» THE PROBLEM:
Return only the count of lines in which the word "Minimum" appears.

-*-

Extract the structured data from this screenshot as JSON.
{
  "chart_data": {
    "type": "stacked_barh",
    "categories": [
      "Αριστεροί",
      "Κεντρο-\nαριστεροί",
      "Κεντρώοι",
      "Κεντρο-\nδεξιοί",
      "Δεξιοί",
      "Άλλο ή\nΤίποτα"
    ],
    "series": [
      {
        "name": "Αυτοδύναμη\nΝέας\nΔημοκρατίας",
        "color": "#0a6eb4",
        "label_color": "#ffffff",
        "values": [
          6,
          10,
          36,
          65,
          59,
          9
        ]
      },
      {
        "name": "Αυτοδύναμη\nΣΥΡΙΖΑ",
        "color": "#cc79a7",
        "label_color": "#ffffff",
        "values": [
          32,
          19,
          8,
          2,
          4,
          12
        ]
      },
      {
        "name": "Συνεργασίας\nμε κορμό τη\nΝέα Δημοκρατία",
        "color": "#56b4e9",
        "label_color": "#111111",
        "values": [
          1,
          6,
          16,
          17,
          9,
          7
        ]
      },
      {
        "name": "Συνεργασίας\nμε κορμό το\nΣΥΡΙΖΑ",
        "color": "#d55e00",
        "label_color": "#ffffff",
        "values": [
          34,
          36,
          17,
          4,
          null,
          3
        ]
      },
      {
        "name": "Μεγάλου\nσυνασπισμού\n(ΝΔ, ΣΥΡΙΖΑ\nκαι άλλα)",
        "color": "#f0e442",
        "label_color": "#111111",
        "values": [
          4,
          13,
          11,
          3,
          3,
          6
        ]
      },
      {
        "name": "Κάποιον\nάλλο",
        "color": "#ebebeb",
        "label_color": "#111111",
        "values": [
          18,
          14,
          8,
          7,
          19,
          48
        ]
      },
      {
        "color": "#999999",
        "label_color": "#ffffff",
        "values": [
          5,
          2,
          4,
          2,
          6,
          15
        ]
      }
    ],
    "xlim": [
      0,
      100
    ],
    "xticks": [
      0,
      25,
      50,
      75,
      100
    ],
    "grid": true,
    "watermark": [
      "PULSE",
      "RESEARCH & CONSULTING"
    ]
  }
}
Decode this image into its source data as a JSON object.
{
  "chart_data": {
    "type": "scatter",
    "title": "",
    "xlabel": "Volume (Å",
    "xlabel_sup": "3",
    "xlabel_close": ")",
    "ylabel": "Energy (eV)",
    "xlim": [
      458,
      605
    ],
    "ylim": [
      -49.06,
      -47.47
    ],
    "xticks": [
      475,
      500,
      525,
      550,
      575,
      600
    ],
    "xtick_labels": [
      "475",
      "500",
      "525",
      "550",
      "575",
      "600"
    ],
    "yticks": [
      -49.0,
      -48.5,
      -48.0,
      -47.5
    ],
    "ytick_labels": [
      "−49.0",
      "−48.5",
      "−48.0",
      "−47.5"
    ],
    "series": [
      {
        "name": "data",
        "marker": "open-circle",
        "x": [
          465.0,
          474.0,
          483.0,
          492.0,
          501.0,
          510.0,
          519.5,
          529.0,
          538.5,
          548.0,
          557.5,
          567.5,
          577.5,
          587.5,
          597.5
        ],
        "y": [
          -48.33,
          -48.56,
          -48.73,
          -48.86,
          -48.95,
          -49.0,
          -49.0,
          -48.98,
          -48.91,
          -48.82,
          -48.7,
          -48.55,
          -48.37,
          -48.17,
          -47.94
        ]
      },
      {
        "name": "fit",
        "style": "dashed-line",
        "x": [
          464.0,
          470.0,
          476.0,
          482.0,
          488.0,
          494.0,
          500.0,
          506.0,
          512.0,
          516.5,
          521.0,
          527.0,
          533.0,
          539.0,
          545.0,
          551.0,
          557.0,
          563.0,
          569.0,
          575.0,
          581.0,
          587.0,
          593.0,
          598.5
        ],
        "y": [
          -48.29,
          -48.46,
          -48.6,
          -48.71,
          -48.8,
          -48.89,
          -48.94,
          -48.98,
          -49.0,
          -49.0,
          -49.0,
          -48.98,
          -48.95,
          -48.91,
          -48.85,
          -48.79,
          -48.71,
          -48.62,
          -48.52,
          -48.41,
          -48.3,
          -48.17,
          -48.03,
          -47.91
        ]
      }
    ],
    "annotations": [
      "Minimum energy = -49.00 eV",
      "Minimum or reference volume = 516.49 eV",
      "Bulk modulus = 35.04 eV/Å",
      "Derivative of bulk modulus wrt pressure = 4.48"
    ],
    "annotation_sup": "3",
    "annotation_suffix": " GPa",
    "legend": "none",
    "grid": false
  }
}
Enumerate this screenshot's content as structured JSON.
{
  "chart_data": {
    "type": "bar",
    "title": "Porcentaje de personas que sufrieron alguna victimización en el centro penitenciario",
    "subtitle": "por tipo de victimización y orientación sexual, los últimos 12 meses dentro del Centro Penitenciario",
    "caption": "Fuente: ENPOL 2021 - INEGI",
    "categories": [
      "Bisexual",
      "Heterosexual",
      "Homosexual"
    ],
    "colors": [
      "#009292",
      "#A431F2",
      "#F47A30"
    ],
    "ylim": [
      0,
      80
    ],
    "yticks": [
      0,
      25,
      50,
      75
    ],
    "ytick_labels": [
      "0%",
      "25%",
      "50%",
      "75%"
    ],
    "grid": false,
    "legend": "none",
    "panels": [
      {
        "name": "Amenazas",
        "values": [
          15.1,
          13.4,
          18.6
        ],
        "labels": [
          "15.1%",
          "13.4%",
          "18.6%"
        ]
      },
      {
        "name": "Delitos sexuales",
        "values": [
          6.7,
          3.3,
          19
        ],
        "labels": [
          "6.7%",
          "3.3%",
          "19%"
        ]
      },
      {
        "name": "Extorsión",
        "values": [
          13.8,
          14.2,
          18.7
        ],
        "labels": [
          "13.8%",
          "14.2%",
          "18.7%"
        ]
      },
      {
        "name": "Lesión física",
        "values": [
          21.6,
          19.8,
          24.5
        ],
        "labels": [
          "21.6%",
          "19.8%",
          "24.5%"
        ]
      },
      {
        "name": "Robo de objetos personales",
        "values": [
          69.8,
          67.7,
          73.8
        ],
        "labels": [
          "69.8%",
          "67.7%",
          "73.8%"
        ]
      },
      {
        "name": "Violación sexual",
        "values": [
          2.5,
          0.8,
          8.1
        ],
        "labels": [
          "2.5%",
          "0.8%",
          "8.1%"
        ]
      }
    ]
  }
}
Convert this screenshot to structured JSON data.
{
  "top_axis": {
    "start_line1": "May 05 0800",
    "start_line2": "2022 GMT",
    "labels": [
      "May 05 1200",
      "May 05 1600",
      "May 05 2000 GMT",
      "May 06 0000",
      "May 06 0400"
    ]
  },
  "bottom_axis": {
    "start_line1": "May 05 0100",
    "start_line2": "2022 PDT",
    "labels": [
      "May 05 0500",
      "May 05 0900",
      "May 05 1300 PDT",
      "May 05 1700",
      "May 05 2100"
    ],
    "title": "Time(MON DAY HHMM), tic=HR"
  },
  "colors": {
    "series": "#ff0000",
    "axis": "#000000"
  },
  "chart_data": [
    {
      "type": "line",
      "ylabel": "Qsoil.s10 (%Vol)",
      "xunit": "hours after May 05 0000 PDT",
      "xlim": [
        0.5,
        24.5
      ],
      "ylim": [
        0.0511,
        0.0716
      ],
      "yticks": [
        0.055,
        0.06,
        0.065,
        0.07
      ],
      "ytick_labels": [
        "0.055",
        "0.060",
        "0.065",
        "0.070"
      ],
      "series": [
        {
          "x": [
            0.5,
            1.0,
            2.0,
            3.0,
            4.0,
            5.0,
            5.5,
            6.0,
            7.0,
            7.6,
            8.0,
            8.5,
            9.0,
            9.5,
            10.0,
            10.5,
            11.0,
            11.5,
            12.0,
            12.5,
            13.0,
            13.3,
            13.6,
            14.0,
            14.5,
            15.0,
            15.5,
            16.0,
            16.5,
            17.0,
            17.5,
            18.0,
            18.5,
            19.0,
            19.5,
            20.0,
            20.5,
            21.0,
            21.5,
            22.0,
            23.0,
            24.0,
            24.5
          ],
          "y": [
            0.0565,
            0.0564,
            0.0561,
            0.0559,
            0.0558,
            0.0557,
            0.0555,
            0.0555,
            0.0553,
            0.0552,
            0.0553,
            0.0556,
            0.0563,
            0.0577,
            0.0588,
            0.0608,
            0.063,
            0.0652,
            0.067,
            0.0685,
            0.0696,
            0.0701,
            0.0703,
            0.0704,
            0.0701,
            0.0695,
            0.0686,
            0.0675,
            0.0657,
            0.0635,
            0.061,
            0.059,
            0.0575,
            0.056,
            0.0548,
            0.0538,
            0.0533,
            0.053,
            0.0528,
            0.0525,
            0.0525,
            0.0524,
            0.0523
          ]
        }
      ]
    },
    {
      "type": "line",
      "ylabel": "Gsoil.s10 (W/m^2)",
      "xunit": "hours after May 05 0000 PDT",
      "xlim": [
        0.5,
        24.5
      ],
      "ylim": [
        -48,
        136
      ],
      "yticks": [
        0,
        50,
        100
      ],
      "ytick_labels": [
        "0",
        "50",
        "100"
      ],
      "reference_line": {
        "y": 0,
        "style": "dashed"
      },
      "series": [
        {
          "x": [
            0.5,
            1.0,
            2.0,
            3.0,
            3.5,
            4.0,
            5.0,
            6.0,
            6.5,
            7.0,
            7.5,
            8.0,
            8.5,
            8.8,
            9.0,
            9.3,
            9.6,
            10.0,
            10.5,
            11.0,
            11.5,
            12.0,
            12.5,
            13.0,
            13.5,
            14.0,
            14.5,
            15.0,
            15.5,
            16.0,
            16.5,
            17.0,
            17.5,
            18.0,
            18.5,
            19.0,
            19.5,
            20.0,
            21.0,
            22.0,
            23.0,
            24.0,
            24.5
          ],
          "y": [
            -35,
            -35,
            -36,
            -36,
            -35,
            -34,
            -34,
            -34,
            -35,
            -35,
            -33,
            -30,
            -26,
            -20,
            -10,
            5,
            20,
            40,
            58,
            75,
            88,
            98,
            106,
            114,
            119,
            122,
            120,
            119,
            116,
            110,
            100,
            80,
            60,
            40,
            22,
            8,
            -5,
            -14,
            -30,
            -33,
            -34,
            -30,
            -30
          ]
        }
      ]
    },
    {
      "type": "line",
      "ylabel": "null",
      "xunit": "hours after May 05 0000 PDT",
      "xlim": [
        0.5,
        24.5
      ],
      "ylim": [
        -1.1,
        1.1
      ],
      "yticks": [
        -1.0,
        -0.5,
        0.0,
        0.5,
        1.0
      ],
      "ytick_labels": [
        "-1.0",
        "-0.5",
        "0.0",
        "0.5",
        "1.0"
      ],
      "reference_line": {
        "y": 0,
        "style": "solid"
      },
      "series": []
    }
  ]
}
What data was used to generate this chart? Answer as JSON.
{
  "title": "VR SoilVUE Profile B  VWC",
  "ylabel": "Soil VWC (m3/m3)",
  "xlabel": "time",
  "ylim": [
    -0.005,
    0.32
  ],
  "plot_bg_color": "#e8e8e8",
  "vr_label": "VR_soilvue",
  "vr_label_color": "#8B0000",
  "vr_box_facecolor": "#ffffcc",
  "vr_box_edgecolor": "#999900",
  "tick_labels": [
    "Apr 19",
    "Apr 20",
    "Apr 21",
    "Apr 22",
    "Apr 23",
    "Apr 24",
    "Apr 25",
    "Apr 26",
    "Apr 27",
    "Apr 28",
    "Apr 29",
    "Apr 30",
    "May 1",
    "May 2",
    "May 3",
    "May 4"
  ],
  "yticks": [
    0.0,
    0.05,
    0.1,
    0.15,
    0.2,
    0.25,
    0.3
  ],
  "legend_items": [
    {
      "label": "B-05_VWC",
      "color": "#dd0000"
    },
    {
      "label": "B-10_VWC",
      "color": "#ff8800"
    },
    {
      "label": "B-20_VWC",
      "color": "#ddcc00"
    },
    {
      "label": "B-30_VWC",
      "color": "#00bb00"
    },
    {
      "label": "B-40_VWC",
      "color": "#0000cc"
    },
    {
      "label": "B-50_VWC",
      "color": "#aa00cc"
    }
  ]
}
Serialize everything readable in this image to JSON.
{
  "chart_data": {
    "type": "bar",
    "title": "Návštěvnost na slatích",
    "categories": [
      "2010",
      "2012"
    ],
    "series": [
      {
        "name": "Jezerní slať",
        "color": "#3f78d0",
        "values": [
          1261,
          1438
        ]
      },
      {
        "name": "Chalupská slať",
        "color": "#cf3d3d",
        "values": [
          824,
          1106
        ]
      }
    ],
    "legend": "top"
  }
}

-*-

» CORRECT OUTPUT:
2